> **Prompt**
Exclude the pictures, then copy all remaining records exactly.

> **Material provided**

========================

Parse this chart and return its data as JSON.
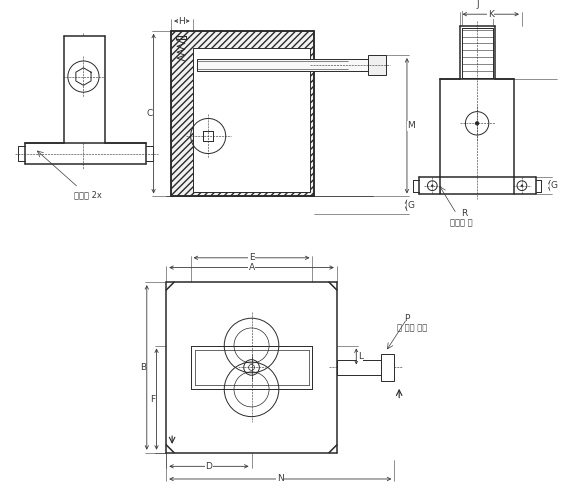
{
  "bg_color": "#ffffff",
  "lc": "#2a2a2a",
  "dc": "#3a3a3a",
  "lw": 0.7,
  "lwt": 1.1,
  "lwd": 0.5,
  "fs": 6.5,
  "labels": {
    "disc": "디스크 2x",
    "thread_pin": "스레드 핀",
    "ball_screw": "볼 압력 나사"
  }
}
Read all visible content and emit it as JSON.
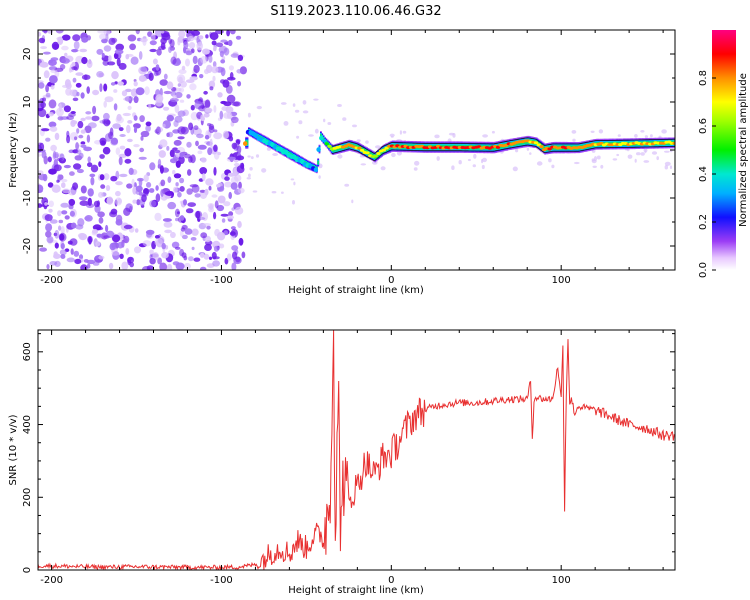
{
  "figure_title": "S119.2023.110.06.46.G32",
  "colors": {
    "snr_line": "#e83030",
    "noise_speckle": "#7a20f0",
    "axis": "#000000",
    "background": "#ffffff"
  },
  "chart_data": [
    {
      "type": "heatmap",
      "title": "",
      "xlabel": "Height of straight line (km)",
      "ylabel": "Frequency (Hz)",
      "xlim": [
        -208,
        167
      ],
      "ylim": [
        -25,
        25
      ],
      "xticks": [
        -200,
        -100,
        0,
        100
      ],
      "yticks": [
        -20,
        -10,
        0,
        10,
        20
      ],
      "grid": false,
      "noise_region_x": [
        -208,
        -87
      ],
      "colorbar": {
        "label": "Normalized spectral amplitude",
        "range": [
          0,
          1
        ],
        "ticks": [
          0.0,
          0.2,
          0.4,
          0.6,
          0.8
        ],
        "colormap": "rainbow (white-purple-blue-cyan-green-yellow-red-magenta)",
        "position": "right"
      },
      "ridge": {
        "x": [
          -85,
          -80,
          -75,
          -70,
          -65,
          -60,
          -55,
          -50,
          -47,
          -44,
          -42,
          -40,
          -35,
          -30,
          -25,
          -20,
          -15,
          -10,
          -5,
          0,
          10,
          20,
          40,
          60,
          70,
          80,
          85,
          90,
          95,
          100,
          110,
          120,
          140,
          167
        ],
        "freq": [
          4,
          3,
          2,
          1,
          0,
          -1,
          -2,
          -3,
          -3.5,
          -4,
          3,
          2,
          0,
          0.5,
          1,
          0.5,
          -0.5,
          -1.5,
          0,
          0.8,
          0.7,
          0.6,
          0.6,
          0.5,
          1.2,
          1.8,
          1.5,
          0.2,
          0.5,
          0.5,
          0.5,
          1.2,
          1.3,
          1.5
        ],
        "amplitude": [
          0.3,
          0.35,
          0.45,
          0.4,
          0.45,
          0.5,
          0.45,
          0.4,
          0.35,
          0.3,
          0.35,
          0.4,
          0.7,
          0.8,
          0.85,
          0.8,
          0.75,
          0.7,
          0.8,
          0.9,
          0.9,
          0.9,
          0.9,
          0.9,
          0.85,
          0.85,
          0.8,
          0.85,
          0.9,
          0.9,
          0.85,
          0.8,
          0.8,
          0.8
        ]
      }
    },
    {
      "type": "line",
      "title": "",
      "xlabel": "Height of straight line (km)",
      "ylabel": "SNR (10 * v/v)",
      "xlim": [
        -208,
        167
      ],
      "ylim": [
        0,
        660
      ],
      "xticks": [
        -200,
        -100,
        0,
        100
      ],
      "yticks": [
        0,
        200,
        400,
        600
      ],
      "grid": false,
      "series": [
        {
          "x": [
            -208,
            -190,
            -170,
            -150,
            -130,
            -110,
            -90,
            -80,
            -75,
            -70,
            -65,
            -60,
            -55,
            -50,
            -45,
            -40,
            -36,
            -35,
            -34,
            -33,
            -32,
            -31,
            -30,
            -28,
            -25,
            -22,
            -20,
            -15,
            -10,
            -5,
            0,
            5,
            10,
            15,
            20,
            25,
            30,
            40,
            50,
            60,
            70,
            80,
            82,
            83,
            84,
            85,
            90,
            95,
            98,
            100,
            101,
            102,
            103,
            104,
            105,
            106,
            108,
            110,
            120,
            130,
            140,
            150,
            160,
            167
          ],
          "y": [
            12,
            10,
            8,
            9,
            8,
            7,
            8,
            15,
            30,
            50,
            60,
            45,
            80,
            60,
            100,
            90,
            200,
            480,
            660,
            100,
            300,
            450,
            150,
            250,
            180,
            220,
            230,
            300,
            260,
            310,
            320,
            360,
            400,
            430,
            440,
            450,
            455,
            460,
            460,
            465,
            470,
            470,
            520,
            360,
            470,
            475,
            470,
            470,
            560,
            470,
            620,
            170,
            480,
            640,
            460,
            470,
            430,
            450,
            440,
            420,
            400,
            390,
            370,
            370
          ]
        }
      ]
    }
  ]
}
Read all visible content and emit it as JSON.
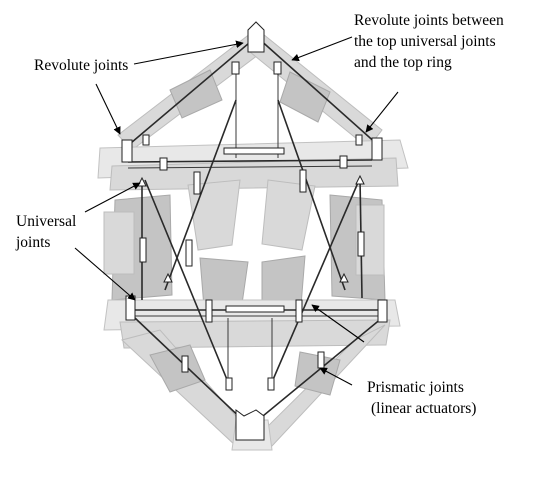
{
  "labels": {
    "revolute_joints": "Revolute joints",
    "revolute_between_line1": "Revolute joints between",
    "revolute_between_line2": "the top universal joints",
    "revolute_between_line3": "and the top ring",
    "universal_line1": "Universal",
    "universal_line2": "joints",
    "prismatic_line1": "Prismatic joints",
    "prismatic_line2": "(linear actuators)"
  },
  "colors": {
    "body": "#d9d9d9",
    "link": "#2a2a2a",
    "text": "#000000"
  }
}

========================

> **Answer below**
Parse this chart and return its data as JSON.
{
  "bg_color": "#ffffff",
  "lc": "#2a2a2a",
  "dc": "#3a3a3a",
  "lw": 0.7,
  "lwt": 1.1,
  "lwd": 0.5,
  "fs": 6.5,
  "labels": {
    "disc": "디스크 2x",
    "thread_pin": "스레드 핀",
    "ball_screw": "볼 압력 나사"
  }
}
Read all visible content and emit it as JSON.
{
  "figure_title": "S119.2023.110.06.46.G32",
  "colors": {
    "snr_line": "#e83030",
    "noise_speckle": "#7a20f0",
    "axis": "#000000",
    "background": "#ffffff"
  },
  "chart_data": [
    {
      "type": "heatmap",
      "title": "",
      "xlabel": "Height of straight line (km)",
      "ylabel": "Frequency (Hz)",
      "xlim": [
        -208,
        167
      ],
      "ylim": [
        -25,
        25
      ],
      "xticks": [
        -200,
        -100,
        0,
        100
      ],
      "yticks": [
        -20,
        -10,
        0,
        10,
        20
      ],
      "grid": false,
      "noise_region_x": [
        -208,
        -87
      ],
      "colorbar": {
        "label": "Normalized spectral amplitude",
        "range": [
          0,
          1
        ],
        "ticks": [
          0.0,
          0.2,
          0.4,
          0.6,
          0.8
        ],
        "colormap": "rainbow (white-purple-blue-cyan-green-yellow-red-magenta)",
        "position": "right"
      },
      "ridge": {
        "x": [
          -85,
          -80,
          -75,
          -70,
          -65,
          -60,
          -55,
          -50,
          -47,
          -44,
          -42,
          -40,
          -35,
          -30,
          -25,
          -20,
          -15,
          -10,
          -5,
          0,
          10,
          20,
          40,
          60,
          70,
          80,
          85,
          90,
          95,
          100,
          110,
          120,
          140,
          167
        ],
        "freq": [
          4,
          3,
          2,
          1,
          0,
          -1,
          -2,
          -3,
          -3.5,
          -4,
          3,
          2,
          0,
          0.5,
          1,
          0.5,
          -0.5,
          -1.5,
          0,
          0.8,
          0.7,
          0.6,
          0.6,
          0.5,
          1.2,
          1.8,
          1.5,
          0.2,
          0.5,
          0.5,
          0.5,
          1.2,
          1.3,
          1.5
        ],
        "amplitude": [
          0.3,
          0.35,
          0.45,
          0.4,
          0.45,
          0.5,
          0.45,
          0.4,
          0.35,
          0.3,
          0.35,
          0.4,
          0.7,
          0.8,
          0.85,
          0.8,
          0.75,
          0.7,
          0.8,
          0.9,
          0.9,
          0.9,
          0.9,
          0.9,
          0.85,
          0.85,
          0.8,
          0.85,
          0.9,
          0.9,
          0.85,
          0.8,
          0.8,
          0.8
        ]
      }
    },
    {
      "type": "line",
      "title": "",
      "xlabel": "Height of straight line (km)",
      "ylabel": "SNR (10 * v/v)",
      "xlim": [
        -208,
        167
      ],
      "ylim": [
        0,
        660
      ],
      "xticks": [
        -200,
        -100,
        0,
        100
      ],
      "yticks": [
        0,
        200,
        400,
        600
      ],
      "grid": false,
      "series": [
        {
          "x": [
            -208,
            -190,
            -170,
            -150,
            -130,
            -110,
            -90,
            -80,
            -75,
            -70,
            -65,
            -60,
            -55,
            -50,
            -45,
            -40,
            -36,
            -35,
            -34,
            -33,
            -32,
            -31,
            -30,
            -28,
            -25,
            -22,
            -20,
            -15,
            -10,
            -5,
            0,
            5,
            10,
            15,
            20,
            25,
            30,
            40,
            50,
            60,
            70,
            80,
            82,
            83,
            84,
            85,
            90,
            95,
            98,
            100,
            101,
            102,
            103,
            104,
            105,
            106,
            108,
            110,
            120,
            130,
            140,
            150,
            160,
            167
          ],
          "y": [
            12,
            10,
            8,
            9,
            8,
            7,
            8,
            15,
            30,
            50,
            60,
            45,
            80,
            60,
            100,
            90,
            200,
            480,
            660,
            100,
            300,
            450,
            150,
            250,
            180,
            220,
            230,
            300,
            260,
            310,
            320,
            360,
            400,
            430,
            440,
            450,
            455,
            460,
            460,
            465,
            470,
            470,
            520,
            360,
            470,
            475,
            470,
            470,
            560,
            470,
            620,
            170,
            480,
            640,
            460,
            470,
            430,
            450,
            440,
            420,
            400,
            390,
            370,
            370
          ]
        }
      ]
    }
  ]
}
Read all visible content and emit it as JSON.
{
  "labels": {
    "revolute_joints": "Revolute joints",
    "revolute_between_line1": "Revolute joints between",
    "revolute_between_line2": "the top universal joints",
    "revolute_between_line3": "and the top ring",
    "universal_line1": "Universal",
    "universal_line2": "joints",
    "prismatic_line1": "Prismatic joints",
    "prismatic_line2": "(linear actuators)"
  },
  "colors": {
    "body": "#d9d9d9",
    "link": "#2a2a2a",
    "text": "#000000"
  }
}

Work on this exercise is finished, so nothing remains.